* GOAL OF THE EXERCISE *
Leave out the pictures and repeat the data exactly.

— START RECORDS FOR THIS EXERCISE —

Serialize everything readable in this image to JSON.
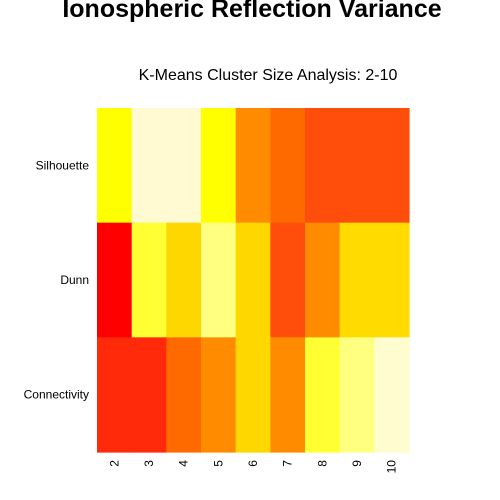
{
  "chart_data": {
    "type": "heatmap",
    "title": "Ionospheric Reflection Variance",
    "subtitle": "K-Means Cluster Size Analysis: 2-10",
    "x": [
      "2",
      "3",
      "4",
      "5",
      "6",
      "7",
      "8",
      "9",
      "10"
    ],
    "y": [
      "Silhouette",
      "Dunn",
      "Connectivity"
    ],
    "colors": {
      "Silhouette": [
        "#FFFF00",
        "#FFFAD2",
        "#FFFAD2",
        "#FFFF00",
        "#FF8C00",
        "#FF6A00",
        "#FF4E0C",
        "#FF4E0C",
        "#FF4E0C"
      ],
      "Dunn": [
        "#FF0000",
        "#FFFF33",
        "#FFD700",
        "#FFFF80",
        "#FFD700",
        "#FF4E0C",
        "#FF8C00",
        "#FFDB00",
        "#FFDB00"
      ],
      "Connectivity": [
        "#FF2A0A",
        "#FF2A0A",
        "#FF6A00",
        "#FF8C00",
        "#FFD700",
        "#FF8C00",
        "#FFFF33",
        "#FFFF80",
        "#FFFCD0"
      ]
    },
    "legend": "none",
    "grid": false
  }
}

— END RECORDS FOR THIS EXERCISE —

* FINAL RESULT *
Serialize everything readable in this image to JSON.
{
  "chart_data": {
    "type": "heatmap",
    "title": "Ionospheric Reflection Variance",
    "subtitle": "K-Means Cluster Size Analysis: 2-10",
    "x": [
      "2",
      "3",
      "4",
      "5",
      "6",
      "7",
      "8",
      "9",
      "10"
    ],
    "y": [
      "Silhouette",
      "Dunn",
      "Connectivity"
    ],
    "colors": {
      "Silhouette": [
        "#FFFF00",
        "#FFFAD2",
        "#FFFAD2",
        "#FFFF00",
        "#FF8C00",
        "#FF6A00",
        "#FF4E0C",
        "#FF4E0C",
        "#FF4E0C"
      ],
      "Dunn": [
        "#FF0000",
        "#FFFF33",
        "#FFD700",
        "#FFFF80",
        "#FFD700",
        "#FF4E0C",
        "#FF8C00",
        "#FFDB00",
        "#FFDB00"
      ],
      "Connectivity": [
        "#FF2A0A",
        "#FF2A0A",
        "#FF6A00",
        "#FF8C00",
        "#FFD700",
        "#FF8C00",
        "#FFFF33",
        "#FFFF80",
        "#FFFCD0"
      ]
    },
    "legend": "none",
    "grid": false
  }
}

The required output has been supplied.